To be done: Return every line of the entries below verbatim, with no changes.

+++

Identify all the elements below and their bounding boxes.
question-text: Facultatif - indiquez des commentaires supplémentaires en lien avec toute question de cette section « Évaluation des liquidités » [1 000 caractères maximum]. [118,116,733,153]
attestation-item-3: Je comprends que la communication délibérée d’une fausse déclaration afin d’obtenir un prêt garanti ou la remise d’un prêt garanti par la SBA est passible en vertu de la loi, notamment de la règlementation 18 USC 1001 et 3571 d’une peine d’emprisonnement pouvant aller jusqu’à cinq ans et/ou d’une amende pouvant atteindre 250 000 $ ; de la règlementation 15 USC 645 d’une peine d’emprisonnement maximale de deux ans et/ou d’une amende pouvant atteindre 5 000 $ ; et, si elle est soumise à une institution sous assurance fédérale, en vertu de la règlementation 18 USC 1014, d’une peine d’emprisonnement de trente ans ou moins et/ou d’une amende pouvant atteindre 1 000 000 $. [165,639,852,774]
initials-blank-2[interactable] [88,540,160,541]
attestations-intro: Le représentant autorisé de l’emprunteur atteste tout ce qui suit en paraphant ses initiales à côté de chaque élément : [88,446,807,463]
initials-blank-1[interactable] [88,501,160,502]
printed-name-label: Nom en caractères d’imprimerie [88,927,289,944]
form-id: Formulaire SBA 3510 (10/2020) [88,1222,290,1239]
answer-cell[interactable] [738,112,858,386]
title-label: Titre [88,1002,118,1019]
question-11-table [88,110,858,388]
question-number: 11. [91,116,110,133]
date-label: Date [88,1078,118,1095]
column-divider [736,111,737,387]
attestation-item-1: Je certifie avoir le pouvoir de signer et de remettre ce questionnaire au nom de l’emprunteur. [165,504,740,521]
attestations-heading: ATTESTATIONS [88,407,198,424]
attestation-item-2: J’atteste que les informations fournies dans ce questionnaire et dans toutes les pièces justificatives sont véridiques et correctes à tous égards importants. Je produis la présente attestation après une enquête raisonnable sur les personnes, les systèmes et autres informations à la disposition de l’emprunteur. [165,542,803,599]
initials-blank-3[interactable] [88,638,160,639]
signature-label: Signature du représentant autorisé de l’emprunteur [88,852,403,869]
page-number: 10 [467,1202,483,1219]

+++

The completed task:
Identify all the elements below and their bounding boxes.
question-text: Facultatif - indiquez des commentaires supplémentaires en lien avec toute question de cette section « Évaluation des liquidités » [1 000 caractères maximum]. [118,116,733,153]
attestation-item-3: Je comprends que la communication délibérée d’une fausse déclaration afin d’obtenir un prêt garanti ou la remise d’un prêt garanti par la SBA est passible en vertu de la loi, notamment de la règlementation 18 USC 1001 et 3571 d’une peine d’emprisonnement pouvant aller jusqu’à cinq ans et/ou d’une amende pouvant atteindre 250 000 $ ; de la règlementation 15 USC 645 d’une peine d’emprisonnement maximale de deux ans et/ou d’une amende pouvant atteindre 5 000 $ ; et, si elle est soumise à une institution sous assurance fédérale, en vertu de la règlementation 18 USC 1014, d’une peine d’emprisonnement de trente ans ou moins et/ou d’une amende pouvant atteindre 1 000 000 $. [165,639,852,774]
initials-blank-2[interactable] [88,540,160,541]
attestations-intro: Le représentant autorisé de l’emprunteur atteste tout ce qui suit en paraphant ses initiales à côté de chaque élément : [88,446,807,463]
initials-blank-1[interactable] [88,501,160,502]
printed-name-label: Nom en caractères d’imprimerie [88,927,289,944]
form-id: Formulaire SBA 3510 (10/2020) [88,1222,290,1239]
answer-cell[interactable] [738,112,858,386]
title-label: Titre [88,1002,118,1019]
question-11-table [88,110,858,388]
question-number: 11. [91,116,110,133]
date-label: Date [88,1078,118,1095]
column-divider [736,111,737,387]
attestation-item-1: Je certifie avoir le pouvoir de signer et de remettre ce questionnaire au nom de l’emprunteur. [165,504,740,521]
attestations-heading: ATTESTATIONS [88,407,198,424]
attestation-item-2: J’atteste que les informations fournies dans ce questionnaire et dans toutes les pièces justificatives sont véridiques et correctes à tous égards importants. Je produis la présente attestation après une enquête raisonnable sur les personnes, les systèmes et autres informations à la disposition de l’emprunteur. [165,542,803,599]
initials-blank-3[interactable] [88,638,160,639]
signature-label: Signature du représentant autorisé de l’emprunteur [88,852,403,869]
page-number: 10 [467,1202,483,1219]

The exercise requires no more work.